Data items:

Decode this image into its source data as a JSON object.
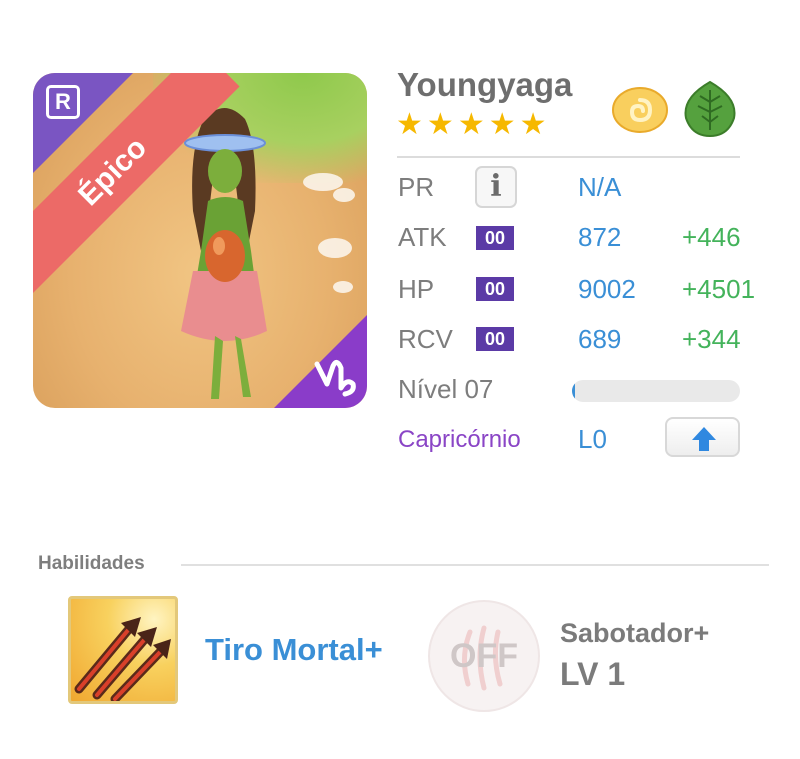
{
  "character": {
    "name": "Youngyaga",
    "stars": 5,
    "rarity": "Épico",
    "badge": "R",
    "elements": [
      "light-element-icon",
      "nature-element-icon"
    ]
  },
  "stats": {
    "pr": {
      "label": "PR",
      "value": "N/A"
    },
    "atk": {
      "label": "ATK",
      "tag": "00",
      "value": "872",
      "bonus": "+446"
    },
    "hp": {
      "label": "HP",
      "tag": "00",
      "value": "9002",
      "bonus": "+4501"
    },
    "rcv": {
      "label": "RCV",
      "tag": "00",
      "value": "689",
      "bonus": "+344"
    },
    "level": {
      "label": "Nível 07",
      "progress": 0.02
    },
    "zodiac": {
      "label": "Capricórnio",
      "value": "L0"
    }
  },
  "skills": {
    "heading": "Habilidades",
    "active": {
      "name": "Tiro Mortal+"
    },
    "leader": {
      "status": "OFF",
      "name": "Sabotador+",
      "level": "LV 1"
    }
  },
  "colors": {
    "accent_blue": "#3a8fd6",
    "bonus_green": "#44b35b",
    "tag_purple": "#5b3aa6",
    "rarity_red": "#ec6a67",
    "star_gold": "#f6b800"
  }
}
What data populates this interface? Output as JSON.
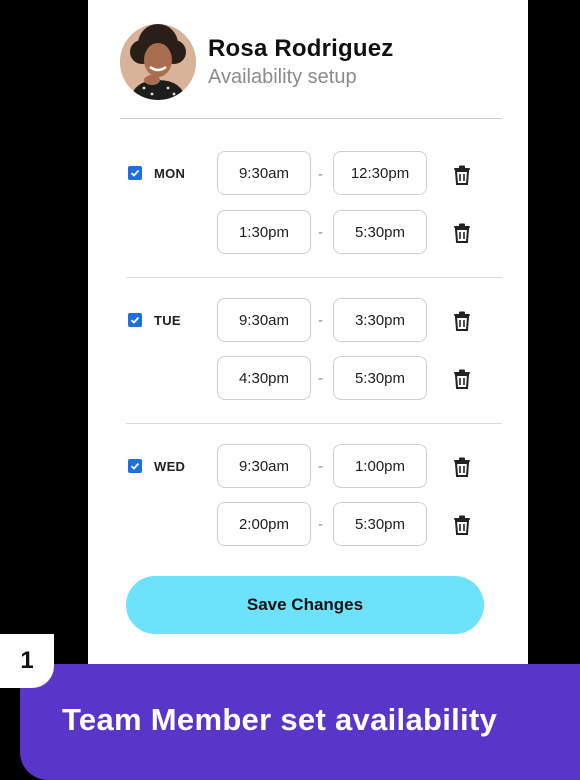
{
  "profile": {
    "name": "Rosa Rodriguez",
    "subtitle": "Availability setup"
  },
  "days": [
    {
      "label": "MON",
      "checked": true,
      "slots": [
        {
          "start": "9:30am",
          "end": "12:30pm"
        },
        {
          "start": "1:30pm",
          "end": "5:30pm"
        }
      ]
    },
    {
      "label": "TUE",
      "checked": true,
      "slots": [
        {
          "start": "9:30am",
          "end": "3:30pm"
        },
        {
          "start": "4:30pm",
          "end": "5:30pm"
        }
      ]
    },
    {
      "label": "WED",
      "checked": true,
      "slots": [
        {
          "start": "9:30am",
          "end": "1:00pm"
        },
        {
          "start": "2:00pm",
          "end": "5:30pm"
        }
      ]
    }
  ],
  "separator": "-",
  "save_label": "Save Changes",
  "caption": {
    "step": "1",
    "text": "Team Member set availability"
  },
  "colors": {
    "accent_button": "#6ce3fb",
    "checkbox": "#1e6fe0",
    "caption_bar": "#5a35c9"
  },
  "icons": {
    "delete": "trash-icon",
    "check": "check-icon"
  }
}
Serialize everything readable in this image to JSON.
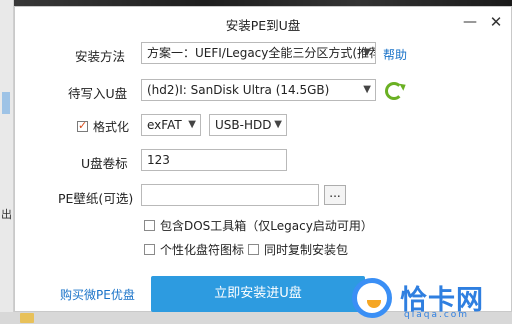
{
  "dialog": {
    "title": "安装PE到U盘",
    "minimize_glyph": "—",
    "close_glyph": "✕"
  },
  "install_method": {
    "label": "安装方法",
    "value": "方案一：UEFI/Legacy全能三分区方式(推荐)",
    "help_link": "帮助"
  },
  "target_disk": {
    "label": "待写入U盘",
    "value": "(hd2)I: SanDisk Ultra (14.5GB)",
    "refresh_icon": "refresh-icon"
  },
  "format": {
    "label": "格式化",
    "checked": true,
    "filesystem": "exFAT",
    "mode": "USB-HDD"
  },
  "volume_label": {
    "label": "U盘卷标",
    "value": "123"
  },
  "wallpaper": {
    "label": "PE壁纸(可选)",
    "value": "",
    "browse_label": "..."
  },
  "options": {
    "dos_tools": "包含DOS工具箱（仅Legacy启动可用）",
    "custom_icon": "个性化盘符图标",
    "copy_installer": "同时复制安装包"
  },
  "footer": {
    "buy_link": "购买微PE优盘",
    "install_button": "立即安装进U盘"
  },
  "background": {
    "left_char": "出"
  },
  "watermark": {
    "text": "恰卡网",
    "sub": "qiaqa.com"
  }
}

**Task details:**
Wherever the string "text" appears in the entries above, list that line.

**Solution for this exercise:**
    "text": "Team Member set availability"
    "text": "恰卡网",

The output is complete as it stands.